Exercise task: All entries below need to be written out exactly, but without their pictures.

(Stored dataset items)
....
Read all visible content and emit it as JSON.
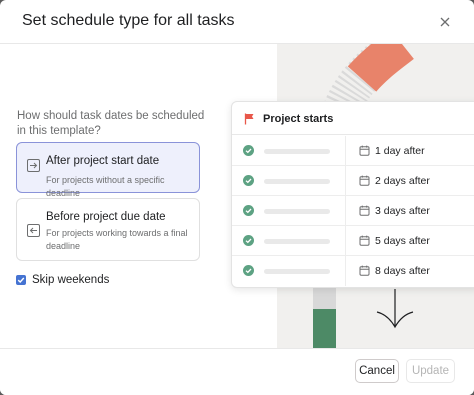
{
  "dialog": {
    "title": "Set schedule type for all tasks"
  },
  "form": {
    "question": "How should task dates be scheduled in this template?",
    "options": [
      {
        "title": "After project start date",
        "description": "For projects without a specific deadline",
        "selected": true
      },
      {
        "title": "Before project due date",
        "description": "For projects working towards a final deadline",
        "selected": false
      }
    ],
    "skip_weekends": {
      "label": "Skip weekends",
      "checked": true
    }
  },
  "preview": {
    "header": "Project starts",
    "rows": [
      {
        "offset": "1 day after"
      },
      {
        "offset": "2 days after"
      },
      {
        "offset": "3 days after"
      },
      {
        "offset": "5 days after"
      },
      {
        "offset": "8 days after"
      }
    ]
  },
  "footer": {
    "cancel_label": "Cancel",
    "update_label": "Update"
  },
  "colors": {
    "accent": "#4573d2",
    "selected_bg": "#eef0fc",
    "check_green": "#5da283",
    "flag_red": "#e8574a",
    "illus_orange": "#e8836a",
    "illus_green": "#4d8a66"
  }
}
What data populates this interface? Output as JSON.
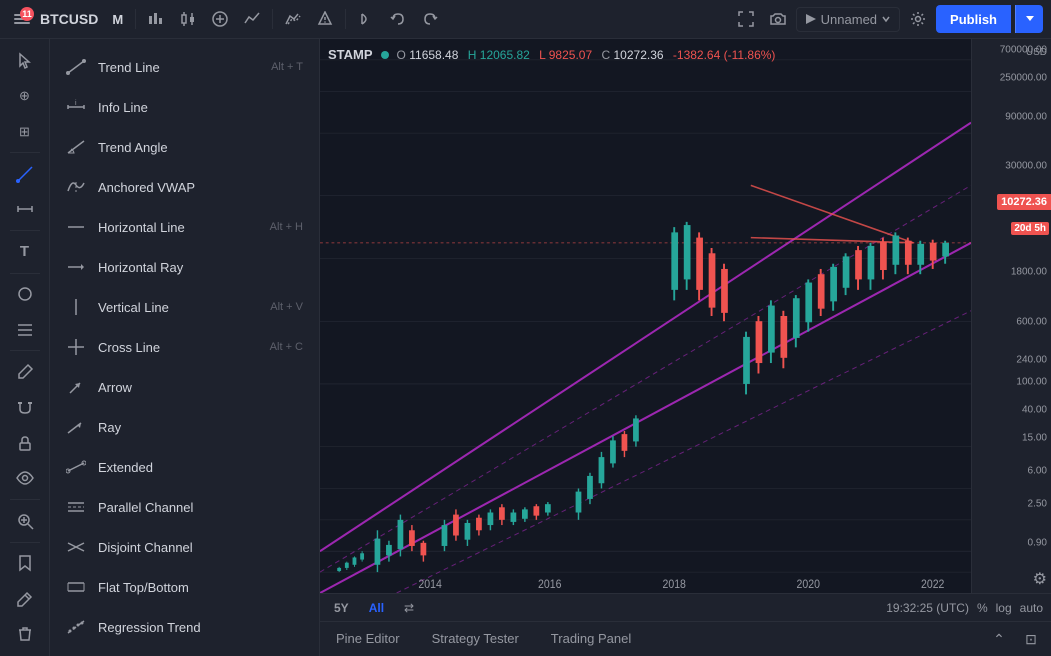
{
  "toolbar": {
    "symbol": "BTCUSD",
    "timeframe": "M",
    "publish_label": "Publish",
    "unnamed_label": "Unnamed",
    "notification_count": "11"
  },
  "ohlc": {
    "exchange": "STAMP",
    "open_label": "O",
    "open_val": "11658.48",
    "high_label": "H",
    "high_val": "12065.82",
    "low_label": "L",
    "low_val": "9825.07",
    "close_label": "C",
    "close_val": "10272.36",
    "change": "-1382.64 (-11.86%)"
  },
  "drawing_tools": [
    {
      "id": "trend-line",
      "label": "Trend Line",
      "shortcut": "Alt + T",
      "icon": "trend"
    },
    {
      "id": "info-line",
      "label": "Info Line",
      "shortcut": "",
      "icon": "info"
    },
    {
      "id": "trend-angle",
      "label": "Trend Angle",
      "shortcut": "",
      "icon": "angle"
    },
    {
      "id": "anchored-vwap",
      "label": "Anchored VWAP",
      "shortcut": "",
      "icon": "vwap"
    },
    {
      "id": "horizontal-line",
      "label": "Horizontal Line",
      "shortcut": "Alt + H",
      "icon": "hline"
    },
    {
      "id": "horizontal-ray",
      "label": "Horizontal Ray",
      "shortcut": "",
      "icon": "hray"
    },
    {
      "id": "vertical-line",
      "label": "Vertical Line",
      "shortcut": "Alt + V",
      "icon": "vline"
    },
    {
      "id": "cross-line",
      "label": "Cross Line",
      "shortcut": "Alt + C",
      "icon": "cross"
    },
    {
      "id": "arrow",
      "label": "Arrow",
      "shortcut": "",
      "icon": "arrow"
    },
    {
      "id": "ray",
      "label": "Ray",
      "shortcut": "",
      "icon": "ray"
    },
    {
      "id": "extended",
      "label": "Extended",
      "shortcut": "",
      "icon": "extended"
    },
    {
      "id": "parallel-channel",
      "label": "Parallel Channel",
      "shortcut": "",
      "icon": "parallel"
    },
    {
      "id": "disjoint-channel",
      "label": "Disjoint Channel",
      "shortcut": "",
      "icon": "disjoint"
    },
    {
      "id": "flat-top-bottom",
      "label": "Flat Top/Bottom",
      "shortcut": "",
      "icon": "flat"
    },
    {
      "id": "regression-trend",
      "label": "Regression Trend",
      "shortcut": "",
      "icon": "regression"
    }
  ],
  "price_axis": {
    "current_price": "10272.36",
    "time_badge": "20d 5h",
    "levels": [
      {
        "price": "700000.00",
        "pct": 2
      },
      {
        "price": "250000.00",
        "pct": 7
      },
      {
        "price": "90000.00",
        "pct": 14
      },
      {
        "price": "30000.00",
        "pct": 23
      },
      {
        "price": "1800.00",
        "pct": 42
      },
      {
        "price": "600.00",
        "pct": 51
      },
      {
        "price": "240.00",
        "pct": 58
      },
      {
        "price": "100.00",
        "pct": 62
      },
      {
        "price": "40.00",
        "pct": 67
      },
      {
        "price": "15.00",
        "pct": 72
      },
      {
        "price": "6.00",
        "pct": 78
      },
      {
        "price": "2.50",
        "pct": 84
      },
      {
        "price": "0.90",
        "pct": 91
      }
    ]
  },
  "bottom_bar": {
    "periods": [
      "5Y",
      "All"
    ],
    "active_period": "All",
    "time": "19:32:25 (UTC)",
    "percent_label": "%",
    "log_label": "log",
    "auto_label": "auto"
  },
  "bottom_tabs": [
    {
      "id": "pine-editor",
      "label": "Pine Editor",
      "active": false
    },
    {
      "id": "strategy-tester",
      "label": "Strategy Tester",
      "active": false
    },
    {
      "id": "trading-panel",
      "label": "Trading Panel",
      "active": false
    }
  ],
  "timeline": {
    "labels": [
      "2014",
      "2016",
      "2018",
      "2020",
      "2022"
    ]
  },
  "colors": {
    "accent": "#2962ff",
    "bull": "#26a69a",
    "bear": "#ef5350",
    "channel": "#9c27b0",
    "bg": "#131722"
  }
}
....
The output:
Read all visible content and emit it as JSON.
{
  "dialog": {
    "title": "Set schedule type for all tasks"
  },
  "form": {
    "question": "How should task dates be scheduled in this template?",
    "options": [
      {
        "title": "After project start date",
        "description": "For projects without a specific deadline",
        "selected": true
      },
      {
        "title": "Before project due date",
        "description": "For projects working towards a final deadline",
        "selected": false
      }
    ],
    "skip_weekends": {
      "label": "Skip weekends",
      "checked": true
    }
  },
  "preview": {
    "header": "Project starts",
    "rows": [
      {
        "offset": "1 day after"
      },
      {
        "offset": "2 days after"
      },
      {
        "offset": "3 days after"
      },
      {
        "offset": "5 days after"
      },
      {
        "offset": "8 days after"
      }
    ]
  },
  "footer": {
    "cancel_label": "Cancel",
    "update_label": "Update"
  },
  "colors": {
    "accent": "#4573d2",
    "selected_bg": "#eef0fc",
    "check_green": "#5da283",
    "flag_red": "#e8574a",
    "illus_orange": "#e8836a",
    "illus_green": "#4d8a66"
  }
}
What data populates this interface? Output as JSON.
{
  "toolbar": {
    "symbol": "BTCUSD",
    "timeframe": "M",
    "publish_label": "Publish",
    "unnamed_label": "Unnamed",
    "notification_count": "11"
  },
  "ohlc": {
    "exchange": "STAMP",
    "open_label": "O",
    "open_val": "11658.48",
    "high_label": "H",
    "high_val": "12065.82",
    "low_label": "L",
    "low_val": "9825.07",
    "close_label": "C",
    "close_val": "10272.36",
    "change": "-1382.64 (-11.86%)"
  },
  "drawing_tools": [
    {
      "id": "trend-line",
      "label": "Trend Line",
      "shortcut": "Alt + T",
      "icon": "trend"
    },
    {
      "id": "info-line",
      "label": "Info Line",
      "shortcut": "",
      "icon": "info"
    },
    {
      "id": "trend-angle",
      "label": "Trend Angle",
      "shortcut": "",
      "icon": "angle"
    },
    {
      "id": "anchored-vwap",
      "label": "Anchored VWAP",
      "shortcut": "",
      "icon": "vwap"
    },
    {
      "id": "horizontal-line",
      "label": "Horizontal Line",
      "shortcut": "Alt + H",
      "icon": "hline"
    },
    {
      "id": "horizontal-ray",
      "label": "Horizontal Ray",
      "shortcut": "",
      "icon": "hray"
    },
    {
      "id": "vertical-line",
      "label": "Vertical Line",
      "shortcut": "Alt + V",
      "icon": "vline"
    },
    {
      "id": "cross-line",
      "label": "Cross Line",
      "shortcut": "Alt + C",
      "icon": "cross"
    },
    {
      "id": "arrow",
      "label": "Arrow",
      "shortcut": "",
      "icon": "arrow"
    },
    {
      "id": "ray",
      "label": "Ray",
      "shortcut": "",
      "icon": "ray"
    },
    {
      "id": "extended",
      "label": "Extended",
      "shortcut": "",
      "icon": "extended"
    },
    {
      "id": "parallel-channel",
      "label": "Parallel Channel",
      "shortcut": "",
      "icon": "parallel"
    },
    {
      "id": "disjoint-channel",
      "label": "Disjoint Channel",
      "shortcut": "",
      "icon": "disjoint"
    },
    {
      "id": "flat-top-bottom",
      "label": "Flat Top/Bottom",
      "shortcut": "",
      "icon": "flat"
    },
    {
      "id": "regression-trend",
      "label": "Regression Trend",
      "shortcut": "",
      "icon": "regression"
    }
  ],
  "price_axis": {
    "current_price": "10272.36",
    "time_badge": "20d 5h",
    "levels": [
      {
        "price": "700000.00",
        "pct": 2
      },
      {
        "price": "250000.00",
        "pct": 7
      },
      {
        "price": "90000.00",
        "pct": 14
      },
      {
        "price": "30000.00",
        "pct": 23
      },
      {
        "price": "1800.00",
        "pct": 42
      },
      {
        "price": "600.00",
        "pct": 51
      },
      {
        "price": "240.00",
        "pct": 58
      },
      {
        "price": "100.00",
        "pct": 62
      },
      {
        "price": "40.00",
        "pct": 67
      },
      {
        "price": "15.00",
        "pct": 72
      },
      {
        "price": "6.00",
        "pct": 78
      },
      {
        "price": "2.50",
        "pct": 84
      },
      {
        "price": "0.90",
        "pct": 91
      }
    ]
  },
  "bottom_bar": {
    "periods": [
      "5Y",
      "All"
    ],
    "active_period": "All",
    "time": "19:32:25 (UTC)",
    "percent_label": "%",
    "log_label": "log",
    "auto_label": "auto"
  },
  "bottom_tabs": [
    {
      "id": "pine-editor",
      "label": "Pine Editor",
      "active": false
    },
    {
      "id": "strategy-tester",
      "label": "Strategy Tester",
      "active": false
    },
    {
      "id": "trading-panel",
      "label": "Trading Panel",
      "active": false
    }
  ],
  "timeline": {
    "labels": [
      "2014",
      "2016",
      "2018",
      "2020",
      "2022"
    ]
  },
  "colors": {
    "accent": "#2962ff",
    "bull": "#26a69a",
    "bear": "#ef5350",
    "channel": "#9c27b0",
    "bg": "#131722"
  }
}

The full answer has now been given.